**Task inputs:**
------------------------------------

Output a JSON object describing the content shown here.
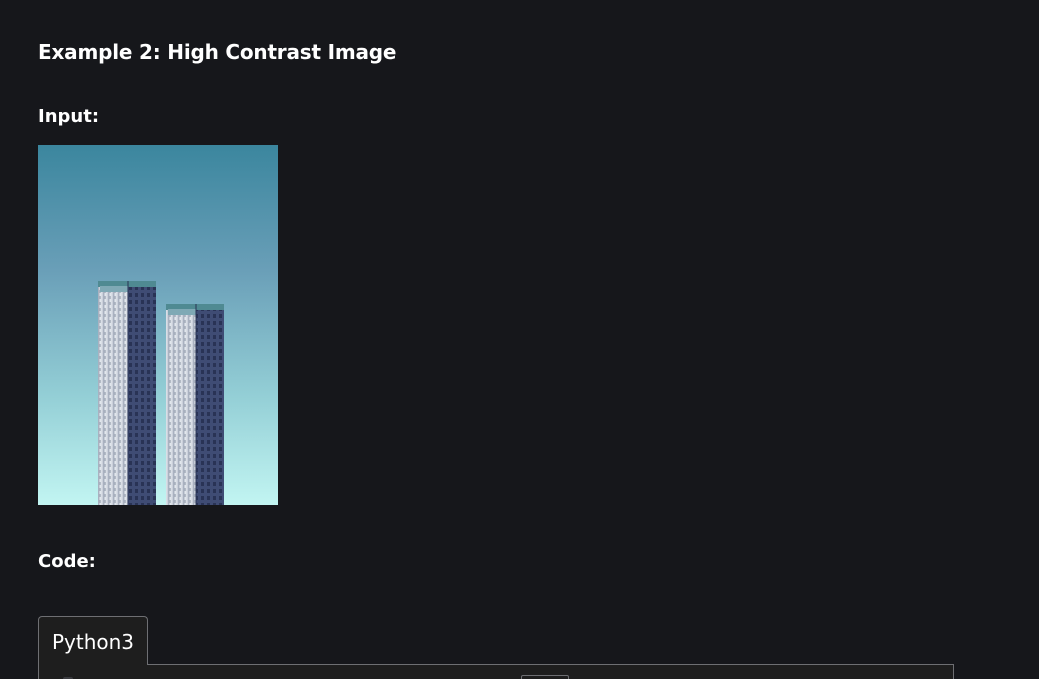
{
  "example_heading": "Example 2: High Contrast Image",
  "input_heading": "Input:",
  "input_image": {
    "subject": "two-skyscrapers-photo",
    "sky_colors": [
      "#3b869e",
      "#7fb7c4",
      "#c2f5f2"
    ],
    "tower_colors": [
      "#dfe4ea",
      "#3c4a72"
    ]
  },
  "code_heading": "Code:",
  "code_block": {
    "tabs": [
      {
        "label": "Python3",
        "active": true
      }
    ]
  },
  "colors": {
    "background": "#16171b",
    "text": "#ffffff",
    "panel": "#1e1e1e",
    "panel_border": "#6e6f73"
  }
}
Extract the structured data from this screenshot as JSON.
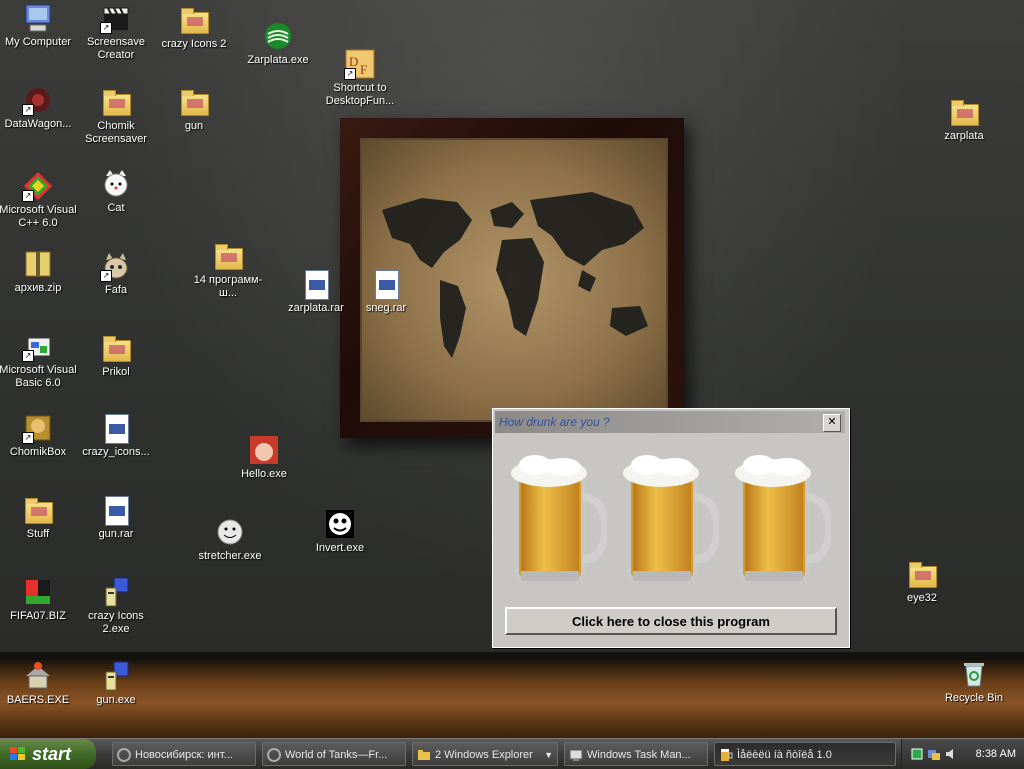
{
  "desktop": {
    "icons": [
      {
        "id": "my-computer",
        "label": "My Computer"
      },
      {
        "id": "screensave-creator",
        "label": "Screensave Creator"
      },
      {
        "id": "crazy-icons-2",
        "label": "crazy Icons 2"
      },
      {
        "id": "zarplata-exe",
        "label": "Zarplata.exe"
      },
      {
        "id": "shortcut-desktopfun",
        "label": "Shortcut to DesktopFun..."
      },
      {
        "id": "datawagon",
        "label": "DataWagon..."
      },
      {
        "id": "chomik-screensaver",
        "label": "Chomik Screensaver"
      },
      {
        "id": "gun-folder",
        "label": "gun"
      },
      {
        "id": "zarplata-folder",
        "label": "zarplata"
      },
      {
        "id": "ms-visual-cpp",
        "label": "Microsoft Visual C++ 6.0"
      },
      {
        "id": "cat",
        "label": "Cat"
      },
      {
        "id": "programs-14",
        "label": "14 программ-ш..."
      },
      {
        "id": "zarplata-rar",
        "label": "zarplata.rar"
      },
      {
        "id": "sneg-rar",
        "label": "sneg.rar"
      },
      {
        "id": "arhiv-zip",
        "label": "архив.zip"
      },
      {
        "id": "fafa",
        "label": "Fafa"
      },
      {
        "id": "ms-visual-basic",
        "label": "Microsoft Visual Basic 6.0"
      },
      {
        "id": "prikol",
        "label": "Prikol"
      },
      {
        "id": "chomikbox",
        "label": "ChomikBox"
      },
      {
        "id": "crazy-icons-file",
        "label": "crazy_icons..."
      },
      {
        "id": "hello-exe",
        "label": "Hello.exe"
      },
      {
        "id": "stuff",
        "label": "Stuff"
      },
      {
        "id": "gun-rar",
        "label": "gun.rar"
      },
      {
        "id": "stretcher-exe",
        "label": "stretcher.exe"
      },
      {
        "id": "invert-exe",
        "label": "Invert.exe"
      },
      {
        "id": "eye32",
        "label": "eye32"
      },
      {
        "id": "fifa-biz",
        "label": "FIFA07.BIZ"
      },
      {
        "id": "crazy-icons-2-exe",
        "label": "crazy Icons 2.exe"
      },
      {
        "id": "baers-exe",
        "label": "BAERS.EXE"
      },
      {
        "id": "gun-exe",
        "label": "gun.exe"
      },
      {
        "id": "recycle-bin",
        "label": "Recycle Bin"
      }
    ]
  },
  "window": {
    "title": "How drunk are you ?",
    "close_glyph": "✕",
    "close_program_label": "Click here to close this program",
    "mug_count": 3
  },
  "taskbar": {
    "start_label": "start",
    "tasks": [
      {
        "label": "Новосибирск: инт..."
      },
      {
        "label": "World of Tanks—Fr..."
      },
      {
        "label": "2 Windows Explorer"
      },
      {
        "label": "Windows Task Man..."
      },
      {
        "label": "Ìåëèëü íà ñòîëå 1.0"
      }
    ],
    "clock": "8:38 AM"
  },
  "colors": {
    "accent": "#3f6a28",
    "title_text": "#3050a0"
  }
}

------------------------------------

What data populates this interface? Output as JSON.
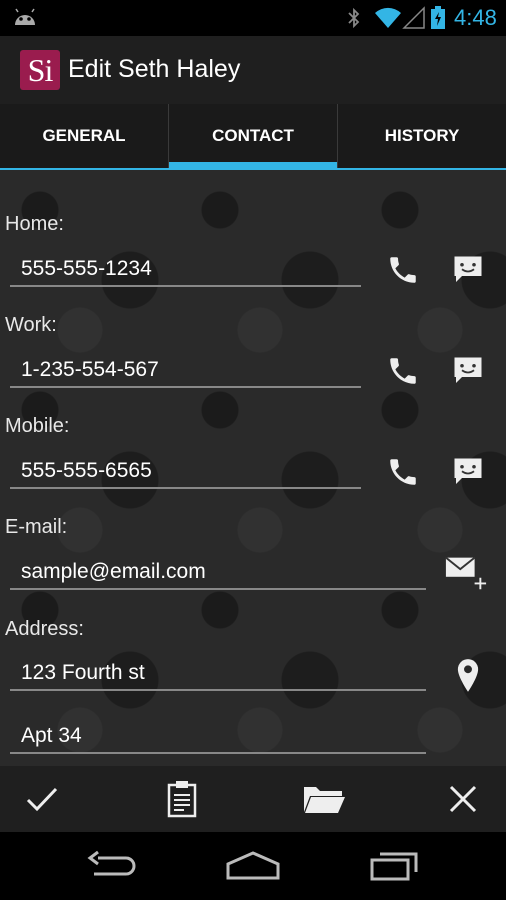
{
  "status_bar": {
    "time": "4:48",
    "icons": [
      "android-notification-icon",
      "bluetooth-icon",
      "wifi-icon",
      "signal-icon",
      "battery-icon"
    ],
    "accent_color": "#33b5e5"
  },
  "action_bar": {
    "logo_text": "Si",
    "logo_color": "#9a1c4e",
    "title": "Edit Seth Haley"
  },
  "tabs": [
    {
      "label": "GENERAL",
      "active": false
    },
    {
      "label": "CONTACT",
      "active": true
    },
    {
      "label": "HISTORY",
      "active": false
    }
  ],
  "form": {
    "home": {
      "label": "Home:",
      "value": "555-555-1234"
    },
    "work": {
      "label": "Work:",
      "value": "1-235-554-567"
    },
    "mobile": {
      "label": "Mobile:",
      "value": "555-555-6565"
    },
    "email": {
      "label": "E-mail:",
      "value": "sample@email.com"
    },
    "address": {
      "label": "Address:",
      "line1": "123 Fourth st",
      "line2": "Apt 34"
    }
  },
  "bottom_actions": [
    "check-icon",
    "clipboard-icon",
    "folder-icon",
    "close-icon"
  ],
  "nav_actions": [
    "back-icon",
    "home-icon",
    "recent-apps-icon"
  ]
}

------------------------------------

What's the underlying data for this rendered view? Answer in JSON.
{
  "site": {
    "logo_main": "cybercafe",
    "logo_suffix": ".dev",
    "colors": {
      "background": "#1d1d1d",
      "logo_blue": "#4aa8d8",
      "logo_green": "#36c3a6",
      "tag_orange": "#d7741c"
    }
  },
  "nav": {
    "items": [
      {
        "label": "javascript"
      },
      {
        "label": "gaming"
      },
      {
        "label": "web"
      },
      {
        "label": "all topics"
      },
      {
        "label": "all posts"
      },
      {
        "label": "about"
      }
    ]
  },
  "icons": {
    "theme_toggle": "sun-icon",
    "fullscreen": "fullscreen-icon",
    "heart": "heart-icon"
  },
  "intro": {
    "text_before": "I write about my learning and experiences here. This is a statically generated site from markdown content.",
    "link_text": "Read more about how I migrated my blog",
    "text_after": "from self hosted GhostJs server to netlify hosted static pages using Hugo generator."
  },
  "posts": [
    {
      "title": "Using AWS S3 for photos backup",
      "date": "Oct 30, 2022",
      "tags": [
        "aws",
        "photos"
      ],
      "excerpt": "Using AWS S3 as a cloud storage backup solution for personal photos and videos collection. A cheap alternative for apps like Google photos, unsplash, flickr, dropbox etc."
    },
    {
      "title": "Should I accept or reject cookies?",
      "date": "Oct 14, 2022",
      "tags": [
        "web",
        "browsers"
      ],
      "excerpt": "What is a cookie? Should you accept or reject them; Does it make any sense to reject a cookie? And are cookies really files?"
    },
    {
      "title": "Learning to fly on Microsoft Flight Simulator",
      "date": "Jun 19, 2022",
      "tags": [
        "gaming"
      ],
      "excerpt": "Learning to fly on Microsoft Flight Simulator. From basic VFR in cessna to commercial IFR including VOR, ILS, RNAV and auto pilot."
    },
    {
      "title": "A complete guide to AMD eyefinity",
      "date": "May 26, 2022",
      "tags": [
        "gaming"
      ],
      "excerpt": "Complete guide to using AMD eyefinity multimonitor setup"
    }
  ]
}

------------------------------------

**Required work:**
Pick out the lines that have the word "guide". Copy them all.

**Exercise result:**
      "title": "A complete guide to AMD eyefinity",
      "excerpt": "Complete guide to using AMD eyefinity multimonitor setup"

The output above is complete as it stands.